**RECORDS PROVIDED**
------------------------------

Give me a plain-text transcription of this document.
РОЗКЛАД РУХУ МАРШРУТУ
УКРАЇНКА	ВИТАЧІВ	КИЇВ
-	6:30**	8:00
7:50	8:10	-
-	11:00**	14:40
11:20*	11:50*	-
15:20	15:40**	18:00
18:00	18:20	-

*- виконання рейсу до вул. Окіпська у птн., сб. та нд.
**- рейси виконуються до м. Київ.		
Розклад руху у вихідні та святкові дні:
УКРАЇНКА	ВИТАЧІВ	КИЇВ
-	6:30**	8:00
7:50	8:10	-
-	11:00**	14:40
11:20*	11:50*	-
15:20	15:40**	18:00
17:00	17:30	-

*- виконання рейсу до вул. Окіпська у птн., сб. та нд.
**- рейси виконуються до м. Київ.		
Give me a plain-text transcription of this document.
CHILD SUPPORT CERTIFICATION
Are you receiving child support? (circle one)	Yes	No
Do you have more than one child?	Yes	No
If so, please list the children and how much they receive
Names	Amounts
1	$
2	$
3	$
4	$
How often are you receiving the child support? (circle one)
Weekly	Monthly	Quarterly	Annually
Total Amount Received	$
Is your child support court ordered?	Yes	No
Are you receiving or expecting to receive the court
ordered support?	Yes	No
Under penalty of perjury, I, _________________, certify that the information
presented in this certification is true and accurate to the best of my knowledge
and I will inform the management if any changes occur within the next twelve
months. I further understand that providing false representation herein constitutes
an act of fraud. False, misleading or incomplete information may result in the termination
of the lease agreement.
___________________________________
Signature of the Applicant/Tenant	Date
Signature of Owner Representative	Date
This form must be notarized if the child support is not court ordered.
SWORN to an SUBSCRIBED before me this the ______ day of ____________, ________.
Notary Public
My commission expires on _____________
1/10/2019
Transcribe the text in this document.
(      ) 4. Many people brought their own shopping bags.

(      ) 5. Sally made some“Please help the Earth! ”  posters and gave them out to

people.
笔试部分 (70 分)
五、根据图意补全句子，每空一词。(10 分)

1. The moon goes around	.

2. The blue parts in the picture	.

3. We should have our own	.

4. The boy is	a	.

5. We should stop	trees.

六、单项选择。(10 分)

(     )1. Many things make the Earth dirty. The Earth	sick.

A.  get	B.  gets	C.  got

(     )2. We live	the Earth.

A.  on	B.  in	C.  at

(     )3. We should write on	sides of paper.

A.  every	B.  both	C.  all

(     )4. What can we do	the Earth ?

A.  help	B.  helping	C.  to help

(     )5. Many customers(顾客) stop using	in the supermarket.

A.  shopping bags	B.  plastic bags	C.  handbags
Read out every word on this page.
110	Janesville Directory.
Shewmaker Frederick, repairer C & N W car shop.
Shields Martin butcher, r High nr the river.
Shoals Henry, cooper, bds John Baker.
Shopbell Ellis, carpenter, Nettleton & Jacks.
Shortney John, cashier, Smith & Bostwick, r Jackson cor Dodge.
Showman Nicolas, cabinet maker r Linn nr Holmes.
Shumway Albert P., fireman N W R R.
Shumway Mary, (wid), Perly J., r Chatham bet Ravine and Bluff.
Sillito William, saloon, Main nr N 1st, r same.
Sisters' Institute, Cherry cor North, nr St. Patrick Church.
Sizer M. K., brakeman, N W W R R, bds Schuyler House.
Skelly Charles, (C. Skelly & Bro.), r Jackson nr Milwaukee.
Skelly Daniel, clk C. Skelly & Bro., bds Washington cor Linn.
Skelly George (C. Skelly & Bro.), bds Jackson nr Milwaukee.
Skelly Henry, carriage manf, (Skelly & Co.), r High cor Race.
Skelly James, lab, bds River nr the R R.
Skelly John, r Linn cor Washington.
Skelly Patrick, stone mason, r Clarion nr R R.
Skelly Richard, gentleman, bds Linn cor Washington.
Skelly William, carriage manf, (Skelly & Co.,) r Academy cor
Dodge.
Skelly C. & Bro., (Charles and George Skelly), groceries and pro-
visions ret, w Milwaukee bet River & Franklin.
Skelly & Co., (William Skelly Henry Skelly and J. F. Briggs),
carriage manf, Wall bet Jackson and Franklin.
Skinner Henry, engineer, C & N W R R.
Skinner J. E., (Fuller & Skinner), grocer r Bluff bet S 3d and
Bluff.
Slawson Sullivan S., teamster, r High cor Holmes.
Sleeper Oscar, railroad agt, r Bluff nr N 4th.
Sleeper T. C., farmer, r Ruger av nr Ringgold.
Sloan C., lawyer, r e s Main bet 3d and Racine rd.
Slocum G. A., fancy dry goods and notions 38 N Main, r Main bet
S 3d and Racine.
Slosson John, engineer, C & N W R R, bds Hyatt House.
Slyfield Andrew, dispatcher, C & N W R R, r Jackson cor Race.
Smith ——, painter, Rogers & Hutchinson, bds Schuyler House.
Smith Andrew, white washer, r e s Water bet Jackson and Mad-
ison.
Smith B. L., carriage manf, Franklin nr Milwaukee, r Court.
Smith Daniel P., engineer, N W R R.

------------------------------

**DO THIS**
Give the number of lines in the entries that hold the word "manf", and nothing else.

**WRITTEN ANSWER**
4